# Aim:
The entries below are to be repeated exactly as they stand.

[Stored data entries]
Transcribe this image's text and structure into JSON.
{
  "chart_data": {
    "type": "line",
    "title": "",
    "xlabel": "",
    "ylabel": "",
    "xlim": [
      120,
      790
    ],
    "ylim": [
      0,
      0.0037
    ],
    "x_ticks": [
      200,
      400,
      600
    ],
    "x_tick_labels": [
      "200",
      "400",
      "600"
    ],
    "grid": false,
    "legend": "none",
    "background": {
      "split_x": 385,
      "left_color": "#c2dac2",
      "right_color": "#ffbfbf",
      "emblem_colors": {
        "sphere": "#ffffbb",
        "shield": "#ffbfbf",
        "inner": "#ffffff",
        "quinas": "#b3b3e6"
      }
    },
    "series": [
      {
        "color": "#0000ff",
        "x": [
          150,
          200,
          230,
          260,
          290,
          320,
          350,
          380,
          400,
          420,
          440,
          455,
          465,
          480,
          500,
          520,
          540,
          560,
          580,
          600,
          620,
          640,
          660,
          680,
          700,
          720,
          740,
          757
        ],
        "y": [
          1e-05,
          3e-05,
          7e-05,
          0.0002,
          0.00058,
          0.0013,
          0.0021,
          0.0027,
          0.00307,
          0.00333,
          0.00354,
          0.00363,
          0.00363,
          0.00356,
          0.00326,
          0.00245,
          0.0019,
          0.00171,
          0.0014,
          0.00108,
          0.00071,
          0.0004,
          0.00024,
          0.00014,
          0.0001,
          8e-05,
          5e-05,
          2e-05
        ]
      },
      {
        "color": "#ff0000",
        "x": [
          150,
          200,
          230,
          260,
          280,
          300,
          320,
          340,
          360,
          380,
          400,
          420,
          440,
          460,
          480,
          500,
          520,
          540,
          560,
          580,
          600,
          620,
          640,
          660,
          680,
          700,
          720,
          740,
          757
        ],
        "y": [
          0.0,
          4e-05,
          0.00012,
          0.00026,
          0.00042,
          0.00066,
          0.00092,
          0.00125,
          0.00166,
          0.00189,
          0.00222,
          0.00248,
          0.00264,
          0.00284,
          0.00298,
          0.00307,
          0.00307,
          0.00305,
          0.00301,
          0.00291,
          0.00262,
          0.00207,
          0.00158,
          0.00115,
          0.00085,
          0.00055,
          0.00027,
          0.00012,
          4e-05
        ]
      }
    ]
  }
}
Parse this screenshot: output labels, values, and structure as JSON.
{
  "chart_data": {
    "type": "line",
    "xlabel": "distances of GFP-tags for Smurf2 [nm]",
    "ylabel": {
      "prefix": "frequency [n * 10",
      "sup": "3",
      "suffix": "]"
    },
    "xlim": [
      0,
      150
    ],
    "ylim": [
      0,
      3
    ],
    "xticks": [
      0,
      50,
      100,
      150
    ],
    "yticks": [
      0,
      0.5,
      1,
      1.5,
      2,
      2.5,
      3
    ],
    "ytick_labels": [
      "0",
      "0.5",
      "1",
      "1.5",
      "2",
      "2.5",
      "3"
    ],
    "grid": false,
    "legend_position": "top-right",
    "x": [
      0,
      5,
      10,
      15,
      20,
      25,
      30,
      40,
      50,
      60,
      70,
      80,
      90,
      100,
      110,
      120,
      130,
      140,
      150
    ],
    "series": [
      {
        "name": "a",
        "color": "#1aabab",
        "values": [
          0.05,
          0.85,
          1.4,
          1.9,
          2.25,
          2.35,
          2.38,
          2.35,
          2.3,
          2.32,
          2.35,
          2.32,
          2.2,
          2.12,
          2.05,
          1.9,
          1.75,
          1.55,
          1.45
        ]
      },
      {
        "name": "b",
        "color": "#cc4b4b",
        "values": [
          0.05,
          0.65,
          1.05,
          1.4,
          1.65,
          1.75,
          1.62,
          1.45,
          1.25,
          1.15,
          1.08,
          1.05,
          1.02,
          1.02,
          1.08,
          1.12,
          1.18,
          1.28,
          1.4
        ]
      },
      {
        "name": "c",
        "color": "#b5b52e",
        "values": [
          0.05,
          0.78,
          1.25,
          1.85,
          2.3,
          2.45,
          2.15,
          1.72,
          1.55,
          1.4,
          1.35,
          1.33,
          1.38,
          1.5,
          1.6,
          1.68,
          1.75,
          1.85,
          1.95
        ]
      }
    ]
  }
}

# Final result:
Transcribe this image's text and structure into JSON.
{
  "chart_data": {
    "type": "line",
    "title": "",
    "xlabel": "",
    "ylabel": "",
    "xlim": [
      120,
      790
    ],
    "ylim": [
      0,
      0.0037
    ],
    "x_ticks": [
      200,
      400,
      600
    ],
    "x_tick_labels": [
      "200",
      "400",
      "600"
    ],
    "grid": false,
    "legend": "none",
    "background": {
      "split_x": 385,
      "left_color": "#c2dac2",
      "right_color": "#ffbfbf",
      "emblem_colors": {
        "sphere": "#ffffbb",
        "shield": "#ffbfbf",
        "inner": "#ffffff",
        "quinas": "#b3b3e6"
      }
    },
    "series": [
      {
        "color": "#0000ff",
        "x": [
          150,
          200,
          230,
          260,
          290,
          320,
          350,
          380,
          400,
          420,
          440,
          455,
          465,
          480,
          500,
          520,
          540,
          560,
          580,
          600,
          620,
          640,
          660,
          680,
          700,
          720,
          740,
          757
        ],
        "y": [
          1e-05,
          3e-05,
          7e-05,
          0.0002,
          0.00058,
          0.0013,
          0.0021,
          0.0027,
          0.00307,
          0.00333,
          0.00354,
          0.00363,
          0.00363,
          0.00356,
          0.00326,
          0.00245,
          0.0019,
          0.00171,
          0.0014,
          0.00108,
          0.00071,
          0.0004,
          0.00024,
          0.00014,
          0.0001,
          8e-05,
          5e-05,
          2e-05
        ]
      },
      {
        "color": "#ff0000",
        "x": [
          150,
          200,
          230,
          260,
          280,
          300,
          320,
          340,
          360,
          380,
          400,
          420,
          440,
          460,
          480,
          500,
          520,
          540,
          560,
          580,
          600,
          620,
          640,
          660,
          680,
          700,
          720,
          740,
          757
        ],
        "y": [
          0.0,
          4e-05,
          0.00012,
          0.00026,
          0.00042,
          0.00066,
          0.00092,
          0.00125,
          0.00166,
          0.00189,
          0.00222,
          0.00248,
          0.00264,
          0.00284,
          0.00298,
          0.00307,
          0.00307,
          0.00305,
          0.00301,
          0.00291,
          0.00262,
          0.00207,
          0.00158,
          0.00115,
          0.00085,
          0.00055,
          0.00027,
          0.00012,
          4e-05
        ]
      }
    ]
  }
}
Parse this screenshot: output labels, values, and structure as JSON.
{
  "chart_data": {
    "type": "line",
    "xlabel": "distances of GFP-tags for Smurf2 [nm]",
    "ylabel": {
      "prefix": "frequency [n * 10",
      "sup": "3",
      "suffix": "]"
    },
    "xlim": [
      0,
      150
    ],
    "ylim": [
      0,
      3
    ],
    "xticks": [
      0,
      50,
      100,
      150
    ],
    "yticks": [
      0,
      0.5,
      1,
      1.5,
      2,
      2.5,
      3
    ],
    "ytick_labels": [
      "0",
      "0.5",
      "1",
      "1.5",
      "2",
      "2.5",
      "3"
    ],
    "grid": false,
    "legend_position": "top-right",
    "x": [
      0,
      5,
      10,
      15,
      20,
      25,
      30,
      40,
      50,
      60,
      70,
      80,
      90,
      100,
      110,
      120,
      130,
      140,
      150
    ],
    "series": [
      {
        "name": "a",
        "color": "#1aabab",
        "values": [
          0.05,
          0.85,
          1.4,
          1.9,
          2.25,
          2.35,
          2.38,
          2.35,
          2.3,
          2.32,
          2.35,
          2.32,
          2.2,
          2.12,
          2.05,
          1.9,
          1.75,
          1.55,
          1.45
        ]
      },
      {
        "name": "b",
        "color": "#cc4b4b",
        "values": [
          0.05,
          0.65,
          1.05,
          1.4,
          1.65,
          1.75,
          1.62,
          1.45,
          1.25,
          1.15,
          1.08,
          1.05,
          1.02,
          1.02,
          1.08,
          1.12,
          1.18,
          1.28,
          1.4
        ]
      },
      {
        "name": "c",
        "color": "#b5b52e",
        "values": [
          0.05,
          0.78,
          1.25,
          1.85,
          2.3,
          2.45,
          2.15,
          1.72,
          1.55,
          1.4,
          1.35,
          1.33,
          1.38,
          1.5,
          1.6,
          1.68,
          1.75,
          1.85,
          1.95
        ]
      }
    ]
  }
}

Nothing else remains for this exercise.